WORK REQUIRED: In the listing below, identify each line with the word "suffix" and return those lines.

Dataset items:
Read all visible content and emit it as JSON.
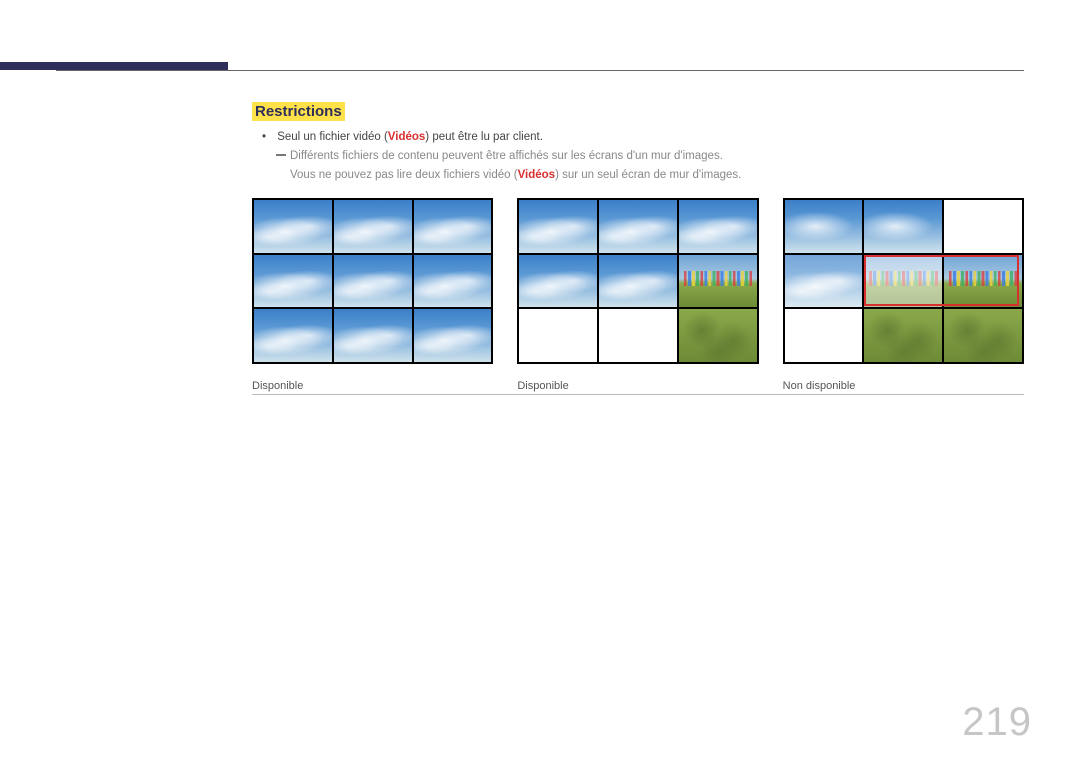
{
  "heading": "Restrictions",
  "bullet": {
    "prefix": "Seul un fichier vidéo (",
    "highlight": "Vidéos",
    "suffix": ") peut être lu par client."
  },
  "sub1": "Différents fichiers de contenu peuvent être affichés sur les écrans d'un mur d'images.",
  "sub2": {
    "prefix": "Vous ne pouvez pas lire deux fichiers vidéo (",
    "highlight": "Vidéos",
    "suffix": ") sur un seul écran de mur d'images."
  },
  "captions": [
    "Disponible",
    "Disponible",
    "Non disponible"
  ],
  "page_number": "219"
}
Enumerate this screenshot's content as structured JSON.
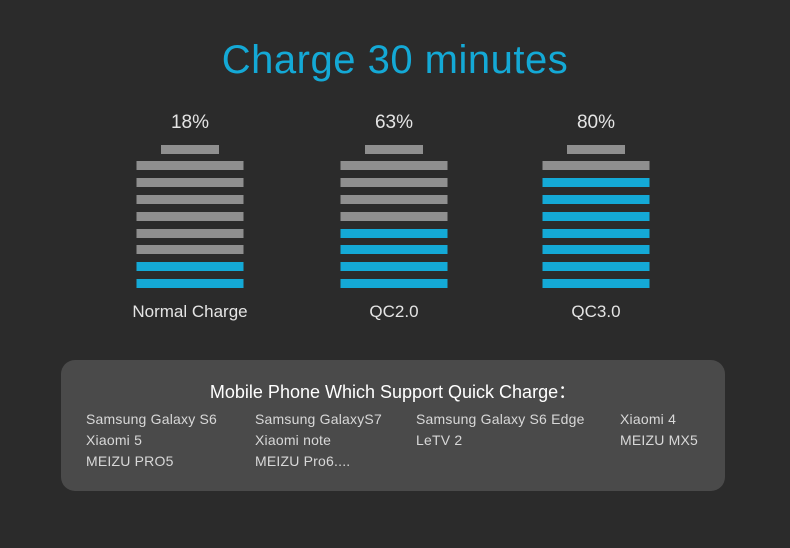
{
  "title": "Charge 30 minutes",
  "batteries": [
    {
      "percent_label": "18%",
      "label": "Normal Charge",
      "filled_bars": 2,
      "total_bars": 8
    },
    {
      "percent_label": "63%",
      "label": "QC2.0",
      "filled_bars": 4,
      "total_bars": 8
    },
    {
      "percent_label": "80%",
      "label": "QC3.0",
      "filled_bars": 7,
      "total_bars": 8
    }
  ],
  "colors": {
    "accent": "#14a9d6",
    "empty_bar": "#8f8f8f",
    "background": "#2b2b2b",
    "panel": "#4a4a4a"
  },
  "panel": {
    "title": "Mobile Phone Which Support Quick Charge：",
    "phones": [
      "Samsung Galaxy S6",
      "Samsung GalaxyS7",
      "Samsung Galaxy S6 Edge",
      "Xiaomi 4",
      "Xiaomi 5",
      "Xiaomi note",
      "LeTV 2",
      "MEIZU MX5",
      "MEIZU PRO5",
      "MEIZU Pro6...."
    ]
  }
}
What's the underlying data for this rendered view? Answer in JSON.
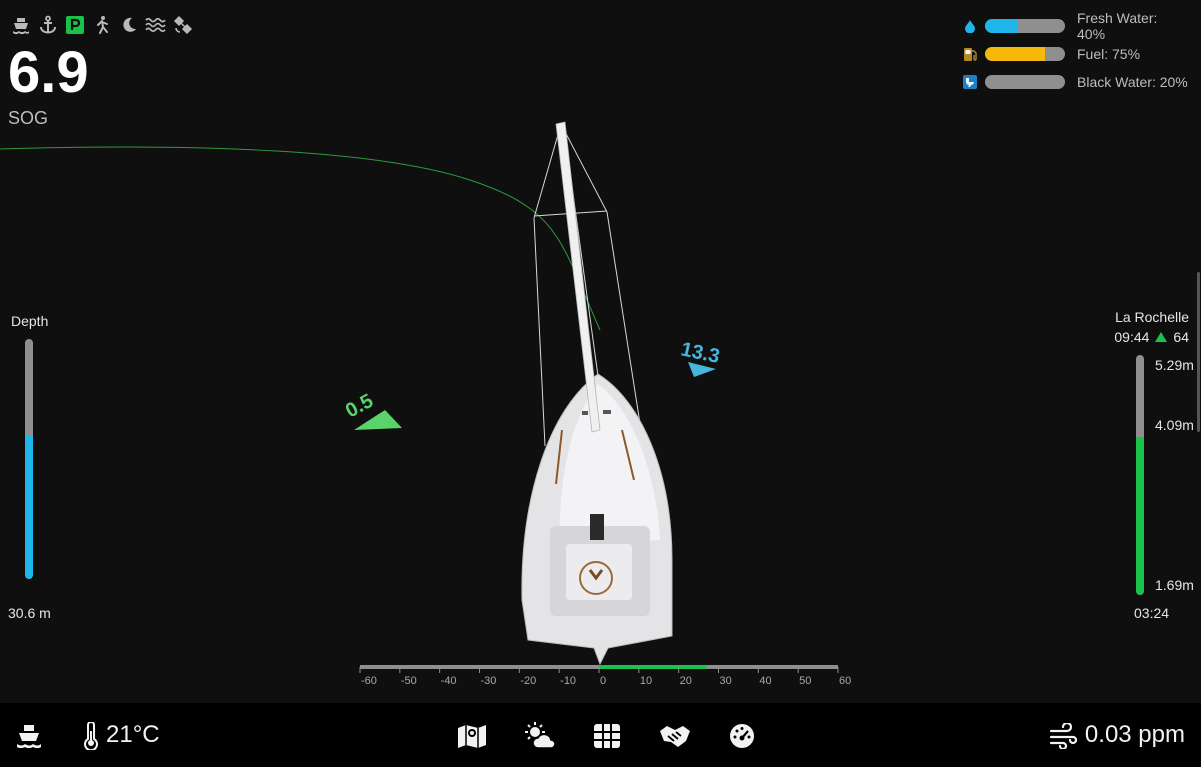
{
  "status_icons": [
    "boat-icon",
    "anchor-icon",
    "parking-icon",
    "crew-icon",
    "night-mode-icon",
    "waves-icon",
    "satellite-icon"
  ],
  "colors": {
    "background": "#0f0f0f",
    "accent_blue": "#1eb6ea",
    "accent_green": "#19c24a",
    "fuel_yellow": "#f5b80b",
    "track_grey": "#8f8f8f"
  },
  "sog": {
    "value": "6.9",
    "label": "SOG"
  },
  "tanks": [
    {
      "icon": "water-drop-icon",
      "label": "Fresh Water: 40%",
      "level": 0.4,
      "color": "#1eb6ea"
    },
    {
      "icon": "fuel-pump-icon",
      "label": "Fuel: 75%",
      "level": 0.75,
      "color": "#f5b80b"
    },
    {
      "icon": "toilet-icon",
      "label": "Black Water: 20%",
      "level": 0.2,
      "color": "#8f8f8f"
    }
  ],
  "depth": {
    "title": "Depth",
    "value": "30.6 m",
    "level": 0.6
  },
  "tide": {
    "place": "La Rochelle",
    "time": "09:44",
    "trend_icon": "triangle-up-icon",
    "coefficient": "64",
    "high": "5.29m",
    "current": "4.09m",
    "low": "1.69m",
    "next_time": "03:24",
    "level": 0.66
  },
  "wind": {
    "apparent_angle": "0.5",
    "true_speed": "13.3"
  },
  "rudder_scale": {
    "ticks": [
      "-60",
      "-50",
      "-40",
      "-30",
      "-20",
      "-10",
      "0",
      "10",
      "20",
      "30",
      "40",
      "50",
      "60"
    ],
    "angle_range": [
      0,
      27
    ]
  },
  "bottom": {
    "temperature": "21°C",
    "air_quality": "0.03 ppm",
    "nav_buttons": [
      "map-icon",
      "weather-icon",
      "grid-icon",
      "handshake-icon",
      "gauge-icon"
    ]
  }
}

THE RESPONSE:
    "suffix": ") peut être lu par client."
    "suffix": ") sur un seul écran de mur d'images."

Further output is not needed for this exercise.